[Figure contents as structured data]
────

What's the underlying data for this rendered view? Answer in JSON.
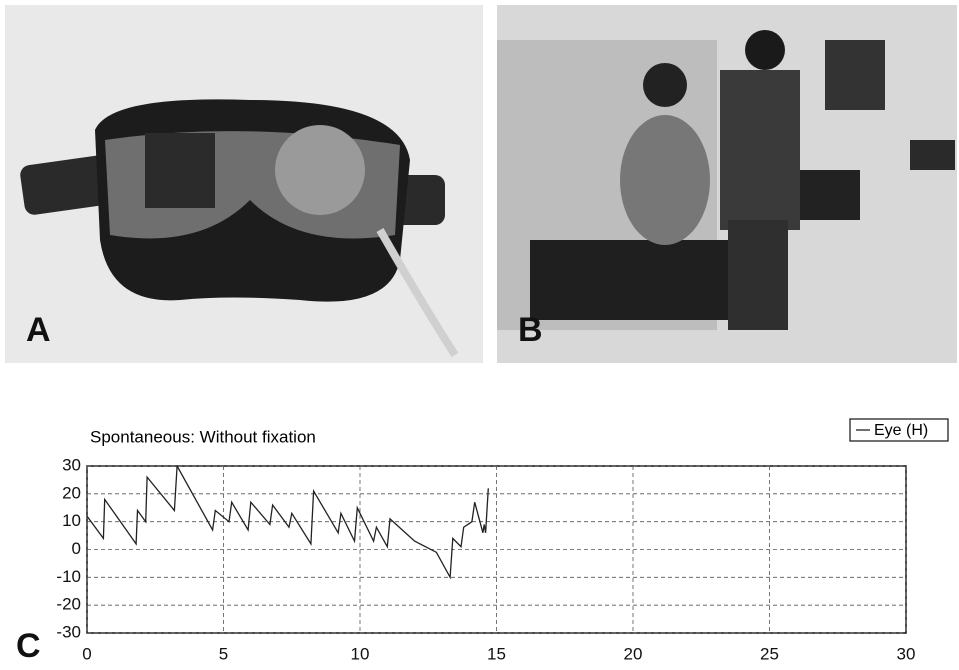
{
  "figure": {
    "labels": [
      "A",
      "B",
      "C"
    ]
  },
  "chart_data": {
    "type": "line",
    "title": "Spontaneous: Without fixation",
    "series": [
      {
        "name": "Eye (H)",
        "color": "#222222",
        "x": [
          0,
          0.6,
          0.65,
          1.8,
          1.85,
          2.15,
          2.2,
          3.2,
          3.3,
          4.6,
          4.7,
          5.2,
          5.3,
          5.9,
          6.0,
          6.7,
          6.8,
          7.4,
          7.5,
          8.2,
          8.3,
          9.2,
          9.3,
          9.8,
          9.9,
          10.5,
          10.6,
          11.0,
          11.1,
          12.0,
          12.8,
          13.3,
          13.4,
          13.7,
          13.8,
          14.1,
          14.2,
          14.5,
          14.55,
          14.6,
          14.7
        ],
        "values": [
          12,
          4,
          18,
          2,
          14,
          10,
          26,
          14,
          30,
          7,
          14,
          10,
          17,
          7,
          17,
          9,
          16,
          8,
          13,
          2,
          21,
          6,
          13,
          3,
          15,
          3,
          8,
          1,
          11,
          3,
          -1,
          -10,
          4,
          1,
          8,
          10,
          17,
          6,
          9,
          6,
          22
        ]
      }
    ],
    "xlim": [
      0,
      30
    ],
    "xticks": [
      0,
      5,
      10,
      15,
      20,
      25,
      30
    ],
    "ylim": [
      -30,
      30
    ],
    "yticks": [
      -30,
      -20,
      -10,
      0,
      10,
      20,
      30
    ],
    "grid": true,
    "legend": "top-right"
  }
}
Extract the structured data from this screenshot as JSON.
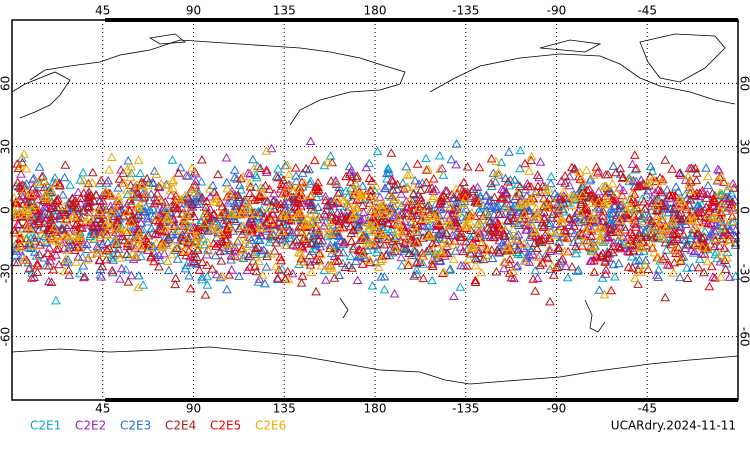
{
  "chart_data": {
    "type": "map",
    "xlim": [
      0,
      360
    ],
    "xticks": [
      45,
      90,
      135,
      180,
      {
        "value": 225,
        "label": "-135"
      },
      {
        "value": 270,
        "label": "-90"
      },
      {
        "value": 315,
        "label": "-45"
      }
    ],
    "ylim": [
      -90,
      90
    ],
    "yticks": [
      -60,
      -30,
      0,
      30,
      60
    ],
    "grid": true,
    "series": [
      {
        "name": "C2E1",
        "color": "#00a8c8"
      },
      {
        "name": "C2E2",
        "color": "#a020c0"
      },
      {
        "name": "C2E3",
        "color": "#1f6fd8"
      },
      {
        "name": "C2E4",
        "color": "#b01818"
      },
      {
        "name": "C2E5",
        "color": "#e80000"
      },
      {
        "name": "C2E6",
        "color": "#f0a800"
      }
    ],
    "footer": "UCARdry.2024-11-11"
  }
}
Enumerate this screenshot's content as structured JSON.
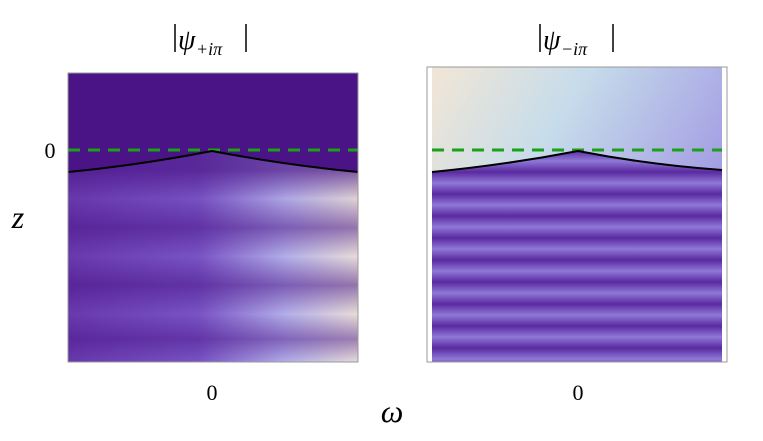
{
  "figure": {
    "x_label": "ω",
    "y_label": "z",
    "panels": [
      {
        "title_symbol": "ψ",
        "title_subscript": "+iπ",
        "x_tick": "0",
        "y_tick": "0"
      },
      {
        "title_symbol": "ψ",
        "title_subscript": "−iπ",
        "x_tick": "0"
      }
    ]
  }
}
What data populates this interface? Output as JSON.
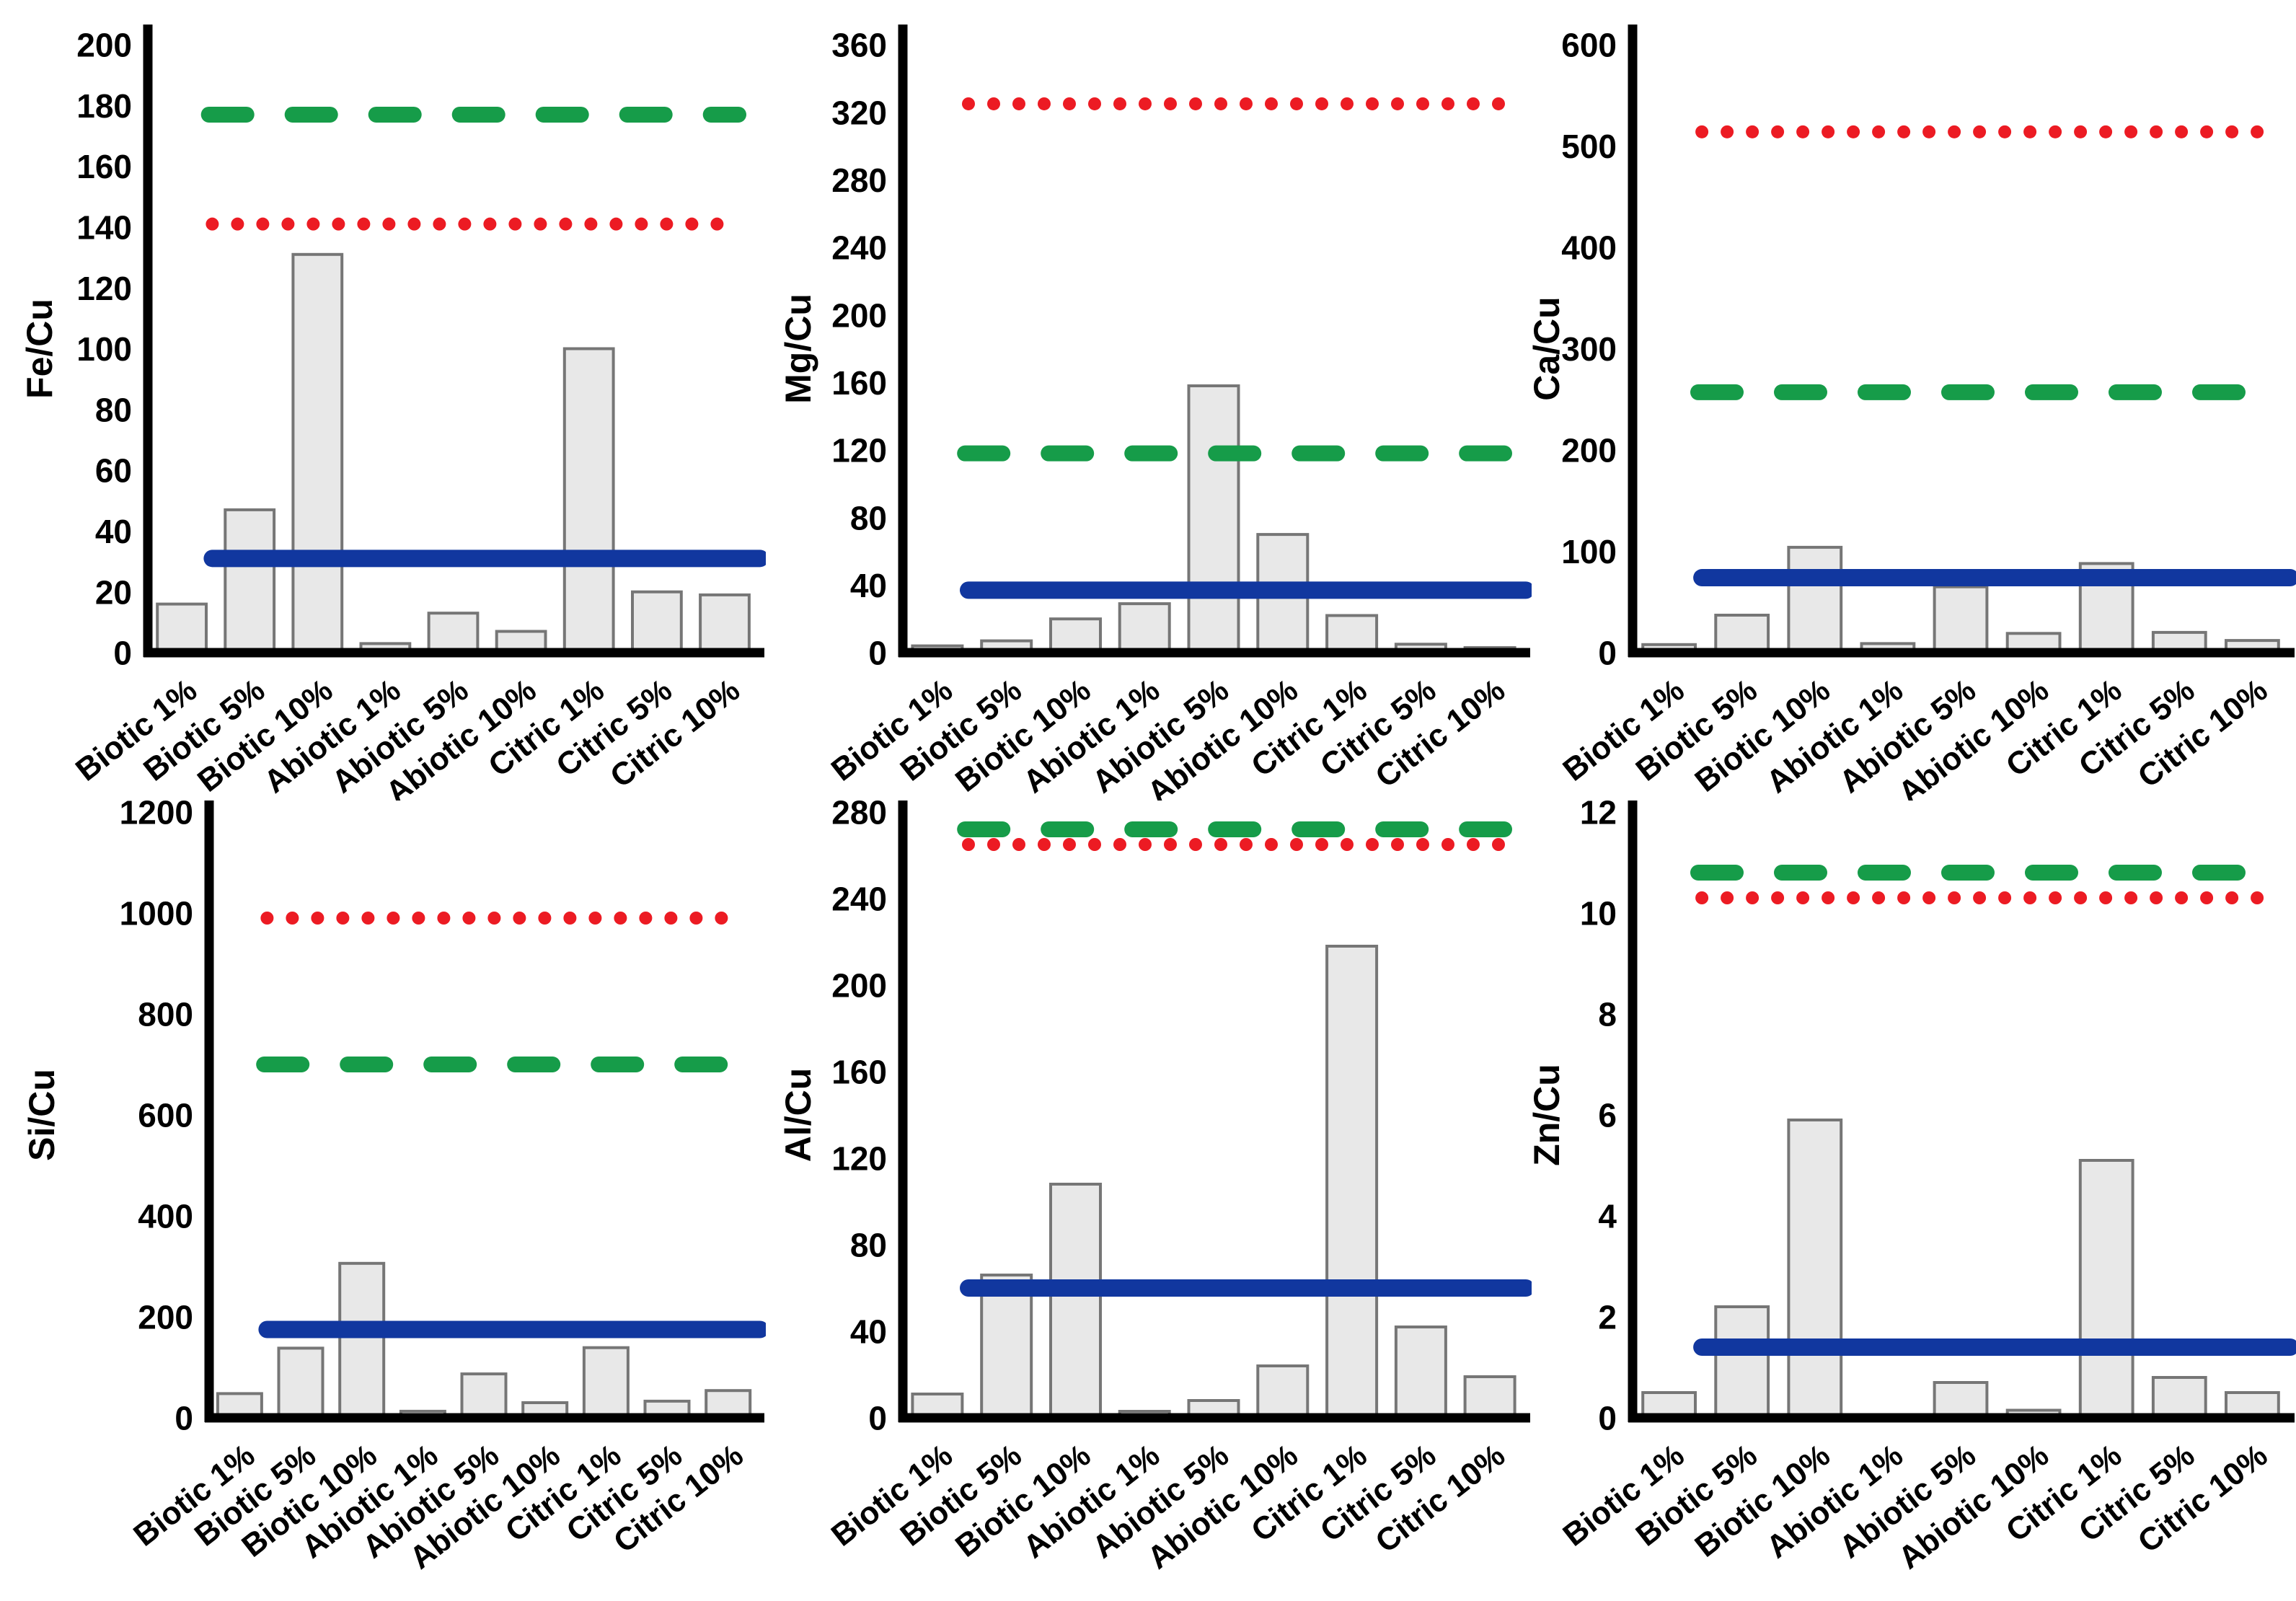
{
  "figure": {
    "description": "Six-panel bar chart figure of element-to-copper ratios with reference lines",
    "background": "#ffffff"
  },
  "colors": {
    "bar_fill": "#e8e8e8",
    "bar_stroke": "#767676",
    "axis": "#000000",
    "text": "#000000",
    "green_dashed": "#169c49",
    "red_dotted": "#ec1b23",
    "blue_solid": "#11379f"
  },
  "chart_data": [
    {
      "type": "bar",
      "ylabel": "Fe/Cu",
      "categories": [
        "Biotic 1%",
        "Biotic 5%",
        "Biotic 10%",
        "Abiotic 1%",
        "Abiotic 5%",
        "Abiotic 10%",
        "Citric 1%",
        "Citric 5%",
        "Citric 10%"
      ],
      "values": [
        16,
        47,
        131,
        3,
        13,
        7,
        100,
        20,
        19
      ],
      "ylim": [
        0,
        200
      ],
      "ytick_step": 20,
      "grid": false,
      "legend": "none",
      "ref_lines": {
        "green_dashed": 177,
        "red_dotted": 141,
        "blue_solid": 31
      }
    },
    {
      "type": "bar",
      "ylabel": "Mg/Cu",
      "categories": [
        "Biotic 1%",
        "Biotic 5%",
        "Biotic 10%",
        "Abiotic 1%",
        "Abiotic 5%",
        "Abiotic 10%",
        "Citric 1%",
        "Citric 5%",
        "Citric 10%"
      ],
      "values": [
        4,
        7,
        20,
        29,
        158,
        70,
        22,
        5,
        3
      ],
      "ylim": [
        0,
        360
      ],
      "ytick_step": 40,
      "grid": false,
      "legend": "none",
      "ref_lines": {
        "green_dashed": 118,
        "red_dotted": 325,
        "blue_solid": 37
      }
    },
    {
      "type": "bar",
      "ylabel": "Ca/Cu",
      "categories": [
        "Biotic 1%",
        "Biotic 5%",
        "Biotic 10%",
        "Abiotic 1%",
        "Abiotic 5%",
        "Abiotic 10%",
        "Citric 1%",
        "Citric 5%",
        "Citric 10%"
      ],
      "values": [
        8,
        37,
        104,
        9,
        65,
        19,
        88,
        20,
        12
      ],
      "ylim": [
        0,
        600
      ],
      "ytick_step": 100,
      "grid": false,
      "legend": "none",
      "ref_lines": {
        "green_dashed": 257,
        "red_dotted": 514,
        "blue_solid": 74
      }
    },
    {
      "type": "bar",
      "ylabel": "Si/Cu",
      "categories": [
        "Biotic 1%",
        "Biotic 5%",
        "Biotic 10%",
        "Abiotic 1%",
        "Abiotic 5%",
        "Abiotic 10%",
        "Citric 1%",
        "Citric 5%",
        "Citric 10%"
      ],
      "values": [
        48,
        138,
        306,
        13,
        87,
        30,
        139,
        33,
        54
      ],
      "ylim": [
        0,
        1200
      ],
      "ytick_step": 200,
      "grid": false,
      "legend": "none",
      "ref_lines": {
        "green_dashed": 700,
        "red_dotted": 990,
        "blue_solid": 175
      }
    },
    {
      "type": "bar",
      "ylabel": "Al/Cu",
      "categories": [
        "Biotic 1%",
        "Biotic 5%",
        "Biotic 10%",
        "Abiotic 1%",
        "Abiotic 5%",
        "Abiotic 10%",
        "Citric 1%",
        "Citric 5%",
        "Citric 10%"
      ],
      "values": [
        11,
        66,
        108,
        3,
        8,
        24,
        218,
        42,
        19
      ],
      "ylim": [
        0,
        280
      ],
      "ytick_step": 40,
      "grid": false,
      "legend": "none",
      "ref_lines": {
        "green_dashed": 272,
        "red_dotted": 265,
        "blue_solid": 60
      }
    },
    {
      "type": "bar",
      "ylabel": "Zn/Cu",
      "categories": [
        "Biotic 1%",
        "Biotic 5%",
        "Biotic 10%",
        "Abiotic 1%",
        "Abiotic 5%",
        "Abiotic 10%",
        "Citric 1%",
        "Citric 5%",
        "Citric 10%"
      ],
      "values": [
        0.5,
        2.2,
        5.9,
        0.05,
        0.7,
        0.15,
        5.1,
        0.8,
        0.5
      ],
      "ylim": [
        0,
        12
      ],
      "ytick_step": 2,
      "grid": false,
      "legend": "none",
      "ref_lines": {
        "green_dashed": 10.8,
        "red_dotted": 10.3,
        "blue_solid": 1.4
      }
    }
  ]
}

────

Send back the data above word for word, with the pictures left out.

Task result
What's the underlying data for this rendered view? Answer in JSON.
{
  "figure": {
    "labels": [
      "A",
      "B",
      "C"
    ]
  },
  "chart_data": {
    "type": "line",
    "title": "Spontaneous: Without fixation",
    "series": [
      {
        "name": "Eye (H)",
        "color": "#222222",
        "x": [
          0,
          0.6,
          0.65,
          1.8,
          1.85,
          2.15,
          2.2,
          3.2,
          3.3,
          4.6,
          4.7,
          5.2,
          5.3,
          5.9,
          6.0,
          6.7,
          6.8,
          7.4,
          7.5,
          8.2,
          8.3,
          9.2,
          9.3,
          9.8,
          9.9,
          10.5,
          10.6,
          11.0,
          11.1,
          12.0,
          12.8,
          13.3,
          13.4,
          13.7,
          13.8,
          14.1,
          14.2,
          14.5,
          14.55,
          14.6,
          14.7
        ],
        "values": [
          12,
          4,
          18,
          2,
          14,
          10,
          26,
          14,
          30,
          7,
          14,
          10,
          17,
          7,
          17,
          9,
          16,
          8,
          13,
          2,
          21,
          6,
          13,
          3,
          15,
          3,
          8,
          1,
          11,
          3,
          -1,
          -10,
          4,
          1,
          8,
          10,
          17,
          6,
          9,
          6,
          22
        ]
      }
    ],
    "xlim": [
      0,
      30
    ],
    "xticks": [
      0,
      5,
      10,
      15,
      20,
      25,
      30
    ],
    "ylim": [
      -30,
      30
    ],
    "yticks": [
      -30,
      -20,
      -10,
      0,
      10,
      20,
      30
    ],
    "grid": true,
    "legend": "top-right"
  }
}
Extract the structured data from this screenshot as JSON.
{
  "chart_data": {
    "type": "map",
    "xlim": [
      0,
      360
    ],
    "xticks": [
      45,
      90,
      135,
      180,
      {
        "value": 225,
        "label": "-135"
      },
      {
        "value": 270,
        "label": "-90"
      },
      {
        "value": 315,
        "label": "-45"
      }
    ],
    "ylim": [
      -90,
      90
    ],
    "yticks": [
      -60,
      -30,
      0,
      30,
      60
    ],
    "grid": true,
    "series": [
      {
        "name": "C2E1",
        "color": "#00a8c8"
      },
      {
        "name": "C2E2",
        "color": "#a020c0"
      },
      {
        "name": "C2E3",
        "color": "#1f6fd8"
      },
      {
        "name": "C2E4",
        "color": "#b01818"
      },
      {
        "name": "C2E5",
        "color": "#e80000"
      },
      {
        "name": "C2E6",
        "color": "#f0a800"
      }
    ],
    "footer": "UCARdry.2024-11-11"
  }
}
Enumerate this screenshot's content as structured JSON.
{
  "figure": {
    "x_label": "ω",
    "y_label": "z",
    "panels": [
      {
        "title_symbol": "ψ",
        "title_subscript": "+iπ",
        "x_tick": "0",
        "y_tick": "0"
      },
      {
        "title_symbol": "ψ",
        "title_subscript": "−iπ",
        "x_tick": "0"
      }
    ]
  }
}
What data populates this interface? Output as JSON.
{
  "figure": {
    "description": "Six-panel bar chart figure of element-to-copper ratios with reference lines",
    "background": "#ffffff"
  },
  "colors": {
    "bar_fill": "#e8e8e8",
    "bar_stroke": "#767676",
    "axis": "#000000",
    "text": "#000000",
    "green_dashed": "#169c49",
    "red_dotted": "#ec1b23",
    "blue_solid": "#11379f"
  },
  "chart_data": [
    {
      "type": "bar",
      "ylabel": "Fe/Cu",
      "categories": [
        "Biotic 1%",
        "Biotic 5%",
        "Biotic 10%",
        "Abiotic 1%",
        "Abiotic 5%",
        "Abiotic 10%",
        "Citric 1%",
        "Citric 5%",
        "Citric 10%"
      ],
      "values": [
        16,
        47,
        131,
        3,
        13,
        7,
        100,
        20,
        19
      ],
      "ylim": [
        0,
        200
      ],
      "ytick_step": 20,
      "grid": false,
      "legend": "none",
      "ref_lines": {
        "green_dashed": 177,
        "red_dotted": 141,
        "blue_solid": 31
      }
    },
    {
      "type": "bar",
      "ylabel": "Mg/Cu",
      "categories": [
        "Biotic 1%",
        "Biotic 5%",
        "Biotic 10%",
        "Abiotic 1%",
        "Abiotic 5%",
        "Abiotic 10%",
        "Citric 1%",
        "Citric 5%",
        "Citric 10%"
      ],
      "values": [
        4,
        7,
        20,
        29,
        158,
        70,
        22,
        5,
        3
      ],
      "ylim": [
        0,
        360
      ],
      "ytick_step": 40,
      "grid": false,
      "legend": "none",
      "ref_lines": {
        "green_dashed": 118,
        "red_dotted": 325,
        "blue_solid": 37
      }
    },
    {
      "type": "bar",
      "ylabel": "Ca/Cu",
      "categories": [
        "Biotic 1%",
        "Biotic 5%",
        "Biotic 10%",
        "Abiotic 1%",
        "Abiotic 5%",
        "Abiotic 10%",
        "Citric 1%",
        "Citric 5%",
        "Citric 10%"
      ],
      "values": [
        8,
        37,
        104,
        9,
        65,
        19,
        88,
        20,
        12
      ],
      "ylim": [
        0,
        600
      ],
      "ytick_step": 100,
      "grid": false,
      "legend": "none",
      "ref_lines": {
        "green_dashed": 257,
        "red_dotted": 514,
        "blue_solid": 74
      }
    },
    {
      "type": "bar",
      "ylabel": "Si/Cu",
      "categories": [
        "Biotic 1%",
        "Biotic 5%",
        "Biotic 10%",
        "Abiotic 1%",
        "Abiotic 5%",
        "Abiotic 10%",
        "Citric 1%",
        "Citric 5%",
        "Citric 10%"
      ],
      "values": [
        48,
        138,
        306,
        13,
        87,
        30,
        139,
        33,
        54
      ],
      "ylim": [
        0,
        1200
      ],
      "ytick_step": 200,
      "grid": false,
      "legend": "none",
      "ref_lines": {
        "green_dashed": 700,
        "red_dotted": 990,
        "blue_solid": 175
      }
    },
    {
      "type": "bar",
      "ylabel": "Al/Cu",
      "categories": [
        "Biotic 1%",
        "Biotic 5%",
        "Biotic 10%",
        "Abiotic 1%",
        "Abiotic 5%",
        "Abiotic 10%",
        "Citric 1%",
        "Citric 5%",
        "Citric 10%"
      ],
      "values": [
        11,
        66,
        108,
        3,
        8,
        24,
        218,
        42,
        19
      ],
      "ylim": [
        0,
        280
      ],
      "ytick_step": 40,
      "grid": false,
      "legend": "none",
      "ref_lines": {
        "green_dashed": 272,
        "red_dotted": 265,
        "blue_solid": 60
      }
    },
    {
      "type": "bar",
      "ylabel": "Zn/Cu",
      "categories": [
        "Biotic 1%",
        "Biotic 5%",
        "Biotic 10%",
        "Abiotic 1%",
        "Abiotic 5%",
        "Abiotic 10%",
        "Citric 1%",
        "Citric 5%",
        "Citric 10%"
      ],
      "values": [
        0.5,
        2.2,
        5.9,
        0.05,
        0.7,
        0.15,
        5.1,
        0.8,
        0.5
      ],
      "ylim": [
        0,
        12
      ],
      "ytick_step": 2,
      "grid": false,
      "legend": "none",
      "ref_lines": {
        "green_dashed": 10.8,
        "red_dotted": 10.3,
        "blue_solid": 1.4
      }
    }
  ]
}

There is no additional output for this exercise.